* EXERCISE AIM
Tally the lines in the records underneath that contain the string "text", and state the figure by itself.

* SOURCE MATERIAL
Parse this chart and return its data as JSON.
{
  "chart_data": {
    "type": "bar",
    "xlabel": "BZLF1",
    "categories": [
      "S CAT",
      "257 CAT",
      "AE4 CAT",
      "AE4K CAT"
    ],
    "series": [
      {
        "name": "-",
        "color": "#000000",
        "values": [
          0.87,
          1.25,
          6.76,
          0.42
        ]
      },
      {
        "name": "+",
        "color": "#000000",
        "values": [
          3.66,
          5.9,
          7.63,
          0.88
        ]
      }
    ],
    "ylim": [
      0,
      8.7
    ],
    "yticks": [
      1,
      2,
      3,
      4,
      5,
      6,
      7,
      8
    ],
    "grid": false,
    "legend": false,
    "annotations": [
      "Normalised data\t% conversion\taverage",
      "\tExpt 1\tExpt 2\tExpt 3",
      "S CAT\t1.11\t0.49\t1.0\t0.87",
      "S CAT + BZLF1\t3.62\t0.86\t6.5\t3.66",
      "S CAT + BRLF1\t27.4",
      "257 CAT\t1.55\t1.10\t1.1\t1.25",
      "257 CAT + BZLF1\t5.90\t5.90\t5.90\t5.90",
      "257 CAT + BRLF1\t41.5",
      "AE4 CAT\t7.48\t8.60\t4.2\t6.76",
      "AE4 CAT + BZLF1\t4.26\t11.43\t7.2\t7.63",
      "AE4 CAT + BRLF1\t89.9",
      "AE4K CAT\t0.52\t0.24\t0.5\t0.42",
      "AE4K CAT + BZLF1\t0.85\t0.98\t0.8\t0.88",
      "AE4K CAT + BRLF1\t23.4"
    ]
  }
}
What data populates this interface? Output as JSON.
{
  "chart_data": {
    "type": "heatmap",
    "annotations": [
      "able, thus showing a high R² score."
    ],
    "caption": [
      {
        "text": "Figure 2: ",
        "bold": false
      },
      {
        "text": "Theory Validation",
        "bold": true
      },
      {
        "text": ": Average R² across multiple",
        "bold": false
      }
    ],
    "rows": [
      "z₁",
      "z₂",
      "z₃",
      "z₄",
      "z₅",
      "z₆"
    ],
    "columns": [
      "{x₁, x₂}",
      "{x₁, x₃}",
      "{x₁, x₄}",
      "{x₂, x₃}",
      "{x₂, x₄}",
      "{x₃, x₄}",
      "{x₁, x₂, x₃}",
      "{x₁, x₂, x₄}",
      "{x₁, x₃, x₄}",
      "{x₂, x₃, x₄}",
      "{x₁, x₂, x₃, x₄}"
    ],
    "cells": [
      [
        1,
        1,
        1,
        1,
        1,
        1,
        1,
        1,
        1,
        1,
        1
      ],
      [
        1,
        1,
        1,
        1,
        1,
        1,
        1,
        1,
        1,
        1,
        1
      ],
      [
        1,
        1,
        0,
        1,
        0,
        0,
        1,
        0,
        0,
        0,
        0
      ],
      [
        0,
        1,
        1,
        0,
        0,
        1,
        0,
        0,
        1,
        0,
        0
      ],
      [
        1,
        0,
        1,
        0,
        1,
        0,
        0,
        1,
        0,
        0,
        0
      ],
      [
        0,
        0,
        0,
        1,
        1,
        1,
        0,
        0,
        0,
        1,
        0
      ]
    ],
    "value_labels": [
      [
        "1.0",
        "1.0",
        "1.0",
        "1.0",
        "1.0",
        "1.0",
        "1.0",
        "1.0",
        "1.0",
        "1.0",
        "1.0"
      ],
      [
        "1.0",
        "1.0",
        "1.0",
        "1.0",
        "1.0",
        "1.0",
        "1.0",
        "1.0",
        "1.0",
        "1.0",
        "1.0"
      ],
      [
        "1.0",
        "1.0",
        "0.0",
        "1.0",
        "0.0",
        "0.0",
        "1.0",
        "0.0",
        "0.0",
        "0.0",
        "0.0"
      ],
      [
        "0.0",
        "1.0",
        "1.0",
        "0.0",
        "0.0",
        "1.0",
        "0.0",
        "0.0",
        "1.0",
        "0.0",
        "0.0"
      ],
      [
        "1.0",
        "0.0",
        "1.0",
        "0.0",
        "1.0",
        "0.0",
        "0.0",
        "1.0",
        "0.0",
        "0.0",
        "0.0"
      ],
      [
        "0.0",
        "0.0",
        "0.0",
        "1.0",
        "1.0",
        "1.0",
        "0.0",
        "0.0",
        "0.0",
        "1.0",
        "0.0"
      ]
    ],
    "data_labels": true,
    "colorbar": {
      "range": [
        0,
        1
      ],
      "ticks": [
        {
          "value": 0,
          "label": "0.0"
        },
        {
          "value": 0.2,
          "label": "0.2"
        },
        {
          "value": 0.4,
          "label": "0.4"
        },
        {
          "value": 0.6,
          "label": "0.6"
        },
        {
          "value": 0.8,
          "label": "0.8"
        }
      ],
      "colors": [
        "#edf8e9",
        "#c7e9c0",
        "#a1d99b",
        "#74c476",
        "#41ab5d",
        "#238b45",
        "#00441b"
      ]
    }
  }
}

* SOLUTION TO THIS PROBLEM
3